--- ENTRIES SUPPLIED ---
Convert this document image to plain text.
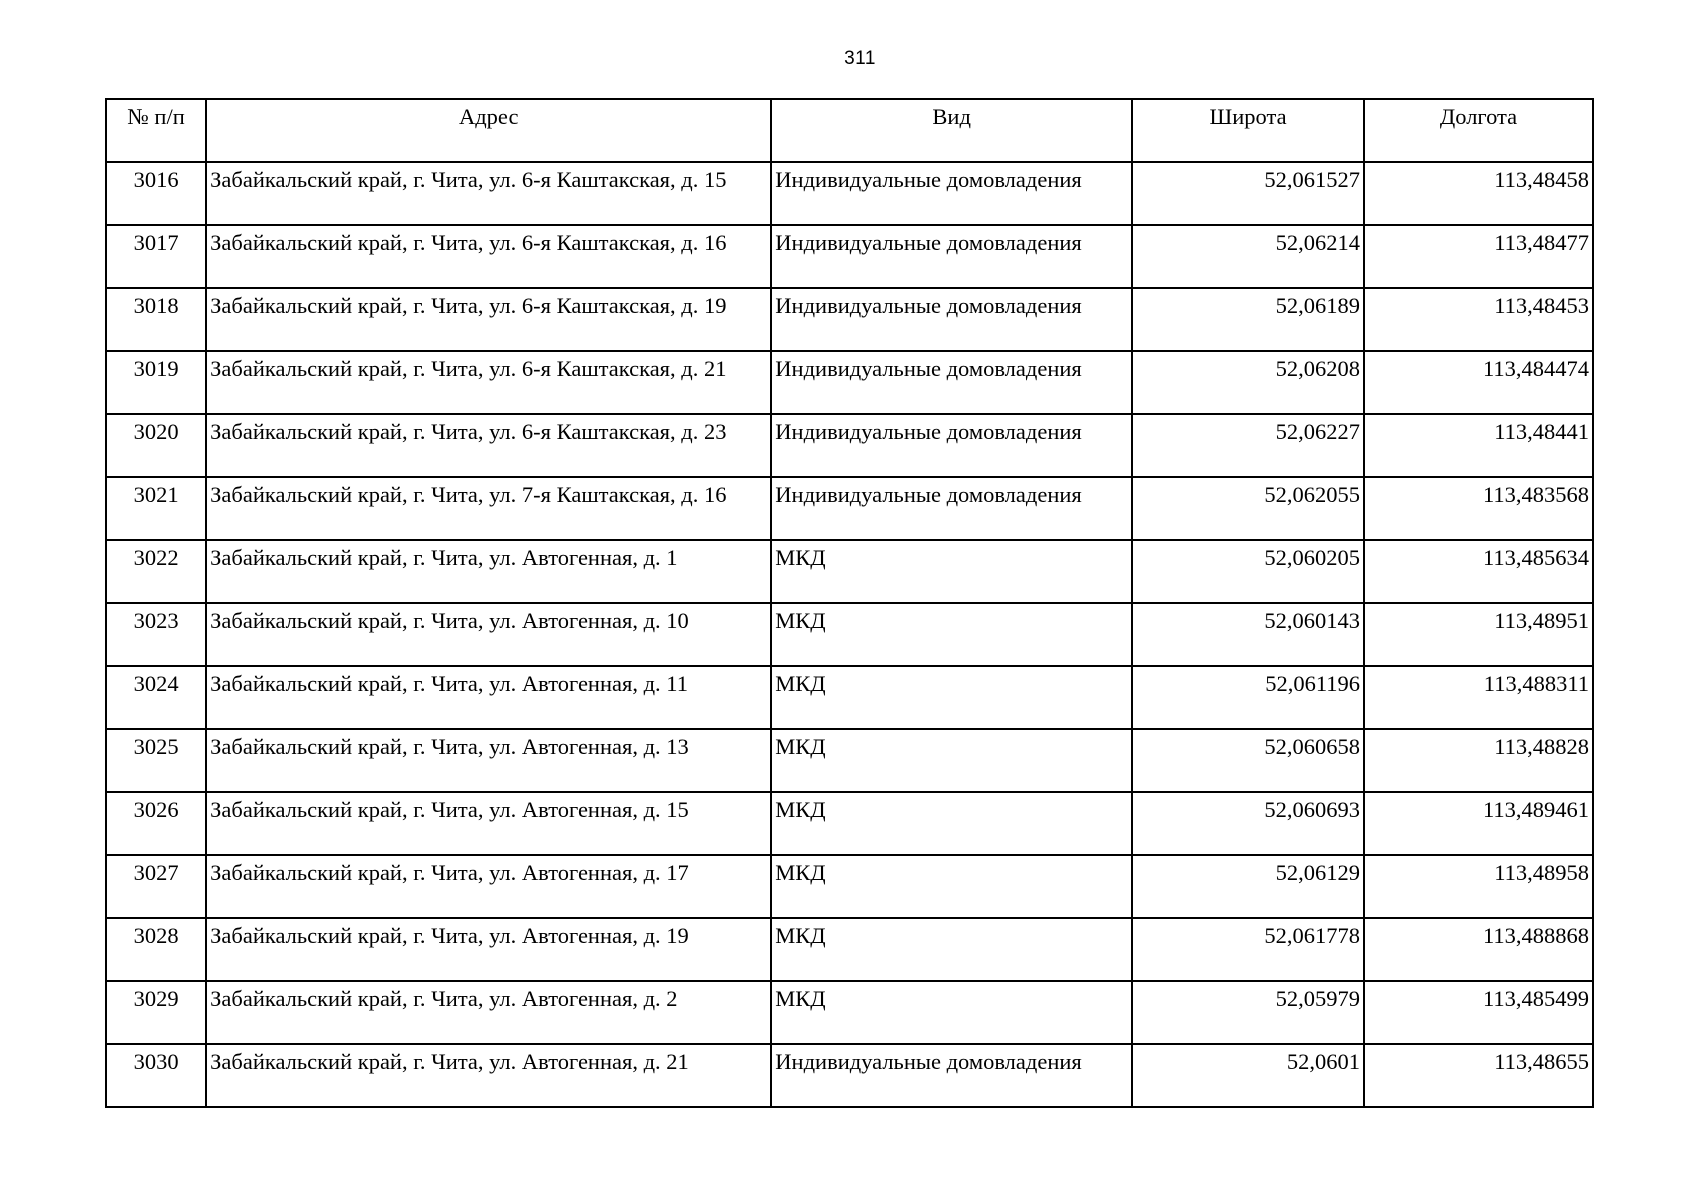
311
№ п/п	Адрес	Вид	Широта	Долгота
3016	Забайкальский край, г. Чита, ул. 6-я Каштакская, д. 15	Индивидуальные домовладения	52,061527	113,48458
3017	Забайкальский край, г. Чита, ул. 6-я Каштакская, д. 16	Индивидуальные домовладения	52,06214	113,48477
3018	Забайкальский край, г. Чита, ул. 6-я Каштакская, д. 19	Индивидуальные домовладения	52,06189	113,48453
3019	Забайкальский край, г. Чита, ул. 6-я Каштакская, д. 21	Индивидуальные домовладения	52,06208	113,484474
3020	Забайкальский край, г. Чита, ул. 6-я Каштакская, д. 23	Индивидуальные домовладения	52,06227	113,48441
3021	Забайкальский край, г. Чита, ул. 7-я Каштакская, д. 16	Индивидуальные домовладения	52,062055	113,483568
3022	Забайкальский край, г. Чита, ул. Автогенная, д. 1	МКД	52,060205	113,485634
3023	Забайкальский край, г. Чита, ул. Автогенная, д. 10	МКД	52,060143	113,48951
3024	Забайкальский край, г. Чита, ул. Автогенная, д. 11	МКД	52,061196	113,488311
3025	Забайкальский край, г. Чита, ул. Автогенная, д. 13	МКД	52,060658	113,48828
3026	Забайкальский край, г. Чита, ул. Автогенная, д. 15	МКД	52,060693	113,489461
3027	Забайкальский край, г. Чита, ул. Автогенная, д. 17	МКД	52,06129	113,48958
3028	Забайкальский край, г. Чита, ул. Автогенная, д. 19	МКД	52,061778	113,488868
3029	Забайкальский край, г. Чита, ул. Автогенная, д. 2	МКД	52,05979	113,485499
3030	Забайкальский край, г. Чита, ул. Автогенная, д. 21	Индивидуальные домовладения	52,0601	113,48655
---
WHAT THE EXERCISE ASKS: Omit any images, then output the listing exactly.

SOLVED PROBLEM:
Convert this document image to plain text.
311
№ п/п	Адрес	Вид	Широта	Долгота
3016	Забайкальский край, г. Чита, ул. 6-я Каштакская, д. 15	Индивидуальные домовладения	52,061527	113,48458
3017	Забайкальский край, г. Чита, ул. 6-я Каштакская, д. 16	Индивидуальные домовладения	52,06214	113,48477
3018	Забайкальский край, г. Чита, ул. 6-я Каштакская, д. 19	Индивидуальные домовладения	52,06189	113,48453
3019	Забайкальский край, г. Чита, ул. 6-я Каштакская, д. 21	Индивидуальные домовладения	52,06208	113,484474
3020	Забайкальский край, г. Чита, ул. 6-я Каштакская, д. 23	Индивидуальные домовладения	52,06227	113,48441
3021	Забайкальский край, г. Чита, ул. 7-я Каштакская, д. 16	Индивидуальные домовладения	52,062055	113,483568
3022	Забайкальский край, г. Чита, ул. Автогенная, д. 1	МКД	52,060205	113,485634
3023	Забайкальский край, г. Чита, ул. Автогенная, д. 10	МКД	52,060143	113,48951
3024	Забайкальский край, г. Чита, ул. Автогенная, д. 11	МКД	52,061196	113,488311
3025	Забайкальский край, г. Чита, ул. Автогенная, д. 13	МКД	52,060658	113,48828
3026	Забайкальский край, г. Чита, ул. Автогенная, д. 15	МКД	52,060693	113,489461
3027	Забайкальский край, г. Чита, ул. Автогенная, д. 17	МКД	52,06129	113,48958
3028	Забайкальский край, г. Чита, ул. Автогенная, д. 19	МКД	52,061778	113,488868
3029	Забайкальский край, г. Чита, ул. Автогенная, д. 2	МКД	52,05979	113,485499
3030	Забайкальский край, г. Чита, ул. Автогенная, д. 21	Индивидуальные домовладения	52,0601	113,48655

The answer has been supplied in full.